• Description of the task
In the entries below, identify every line with the string "detached" and copy it.

(Lines of data)
***

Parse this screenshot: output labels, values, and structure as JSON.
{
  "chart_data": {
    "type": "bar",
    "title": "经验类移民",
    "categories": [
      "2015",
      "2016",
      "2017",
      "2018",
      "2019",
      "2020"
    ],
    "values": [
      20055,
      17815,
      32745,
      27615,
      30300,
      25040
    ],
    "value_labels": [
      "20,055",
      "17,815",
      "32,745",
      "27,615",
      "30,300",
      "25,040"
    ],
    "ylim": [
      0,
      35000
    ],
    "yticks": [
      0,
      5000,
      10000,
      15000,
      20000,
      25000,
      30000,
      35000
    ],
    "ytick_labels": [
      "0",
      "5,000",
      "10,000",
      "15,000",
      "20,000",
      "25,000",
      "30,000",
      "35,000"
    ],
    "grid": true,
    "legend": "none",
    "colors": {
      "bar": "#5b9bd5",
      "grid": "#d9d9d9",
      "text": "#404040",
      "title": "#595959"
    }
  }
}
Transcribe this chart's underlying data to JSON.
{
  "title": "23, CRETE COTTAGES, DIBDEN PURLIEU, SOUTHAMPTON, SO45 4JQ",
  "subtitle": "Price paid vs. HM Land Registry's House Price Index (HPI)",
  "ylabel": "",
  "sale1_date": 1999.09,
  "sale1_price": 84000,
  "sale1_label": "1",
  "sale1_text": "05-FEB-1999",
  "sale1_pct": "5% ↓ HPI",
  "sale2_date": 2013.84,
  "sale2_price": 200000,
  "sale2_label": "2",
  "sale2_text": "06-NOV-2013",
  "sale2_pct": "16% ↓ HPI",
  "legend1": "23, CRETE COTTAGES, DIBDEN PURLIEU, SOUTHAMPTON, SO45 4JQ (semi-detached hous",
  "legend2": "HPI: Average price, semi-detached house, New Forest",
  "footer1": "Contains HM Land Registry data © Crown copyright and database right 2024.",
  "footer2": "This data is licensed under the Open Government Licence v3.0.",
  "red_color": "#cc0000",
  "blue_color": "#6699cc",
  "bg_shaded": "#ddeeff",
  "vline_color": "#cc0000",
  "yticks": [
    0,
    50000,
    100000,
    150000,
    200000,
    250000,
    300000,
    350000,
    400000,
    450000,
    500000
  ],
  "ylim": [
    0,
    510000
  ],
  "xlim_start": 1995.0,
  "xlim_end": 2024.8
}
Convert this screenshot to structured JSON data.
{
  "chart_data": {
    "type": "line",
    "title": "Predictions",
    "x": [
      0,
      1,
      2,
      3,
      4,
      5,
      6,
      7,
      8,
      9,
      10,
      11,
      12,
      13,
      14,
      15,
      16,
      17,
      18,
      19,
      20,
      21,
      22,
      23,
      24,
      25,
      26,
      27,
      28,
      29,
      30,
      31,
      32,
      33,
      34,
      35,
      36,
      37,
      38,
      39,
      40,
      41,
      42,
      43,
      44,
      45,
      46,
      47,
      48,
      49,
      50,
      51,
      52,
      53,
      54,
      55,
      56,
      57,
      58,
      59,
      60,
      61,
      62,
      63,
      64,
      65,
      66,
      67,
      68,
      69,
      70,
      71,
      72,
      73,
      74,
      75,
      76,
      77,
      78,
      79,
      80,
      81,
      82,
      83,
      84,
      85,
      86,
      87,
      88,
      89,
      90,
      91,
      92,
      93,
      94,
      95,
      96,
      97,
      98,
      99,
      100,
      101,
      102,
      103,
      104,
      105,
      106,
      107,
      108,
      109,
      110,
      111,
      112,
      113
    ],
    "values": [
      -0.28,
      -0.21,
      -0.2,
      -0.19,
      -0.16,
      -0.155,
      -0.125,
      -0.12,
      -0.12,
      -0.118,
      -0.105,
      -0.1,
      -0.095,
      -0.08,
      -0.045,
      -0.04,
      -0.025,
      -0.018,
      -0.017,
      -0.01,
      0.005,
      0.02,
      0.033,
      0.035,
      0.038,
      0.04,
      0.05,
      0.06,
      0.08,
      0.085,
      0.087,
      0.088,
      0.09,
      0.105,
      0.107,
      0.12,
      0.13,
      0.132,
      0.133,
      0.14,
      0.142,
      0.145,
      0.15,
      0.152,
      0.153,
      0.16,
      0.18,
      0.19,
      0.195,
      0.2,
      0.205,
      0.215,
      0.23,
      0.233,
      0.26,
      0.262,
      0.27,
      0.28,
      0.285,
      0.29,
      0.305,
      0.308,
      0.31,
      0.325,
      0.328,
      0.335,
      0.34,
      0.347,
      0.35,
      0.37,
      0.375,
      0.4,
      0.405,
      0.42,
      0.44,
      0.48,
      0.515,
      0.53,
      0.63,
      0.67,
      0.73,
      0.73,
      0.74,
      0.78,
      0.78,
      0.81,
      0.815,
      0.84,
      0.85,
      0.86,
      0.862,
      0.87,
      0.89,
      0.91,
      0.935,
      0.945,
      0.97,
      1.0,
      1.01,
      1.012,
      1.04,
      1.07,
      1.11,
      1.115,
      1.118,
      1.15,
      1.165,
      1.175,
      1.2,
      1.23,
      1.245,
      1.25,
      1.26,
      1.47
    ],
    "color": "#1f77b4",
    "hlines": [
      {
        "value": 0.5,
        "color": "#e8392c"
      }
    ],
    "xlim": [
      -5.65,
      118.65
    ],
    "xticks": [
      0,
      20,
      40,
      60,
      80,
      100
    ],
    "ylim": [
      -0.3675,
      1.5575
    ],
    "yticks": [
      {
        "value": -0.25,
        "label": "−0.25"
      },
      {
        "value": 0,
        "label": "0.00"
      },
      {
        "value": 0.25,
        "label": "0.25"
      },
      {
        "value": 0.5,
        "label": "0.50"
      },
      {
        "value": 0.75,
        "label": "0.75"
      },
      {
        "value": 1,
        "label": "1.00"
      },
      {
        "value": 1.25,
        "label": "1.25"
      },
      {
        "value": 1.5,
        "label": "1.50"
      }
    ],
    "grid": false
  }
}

***

• Solution below
  "legend1": "23, CRETE COTTAGES, DIBDEN PURLIEU, SOUTHAMPTON, SO45 4JQ (semi-detached hous",
  "legend2": "HPI: Average price, semi-detached house, New Forest",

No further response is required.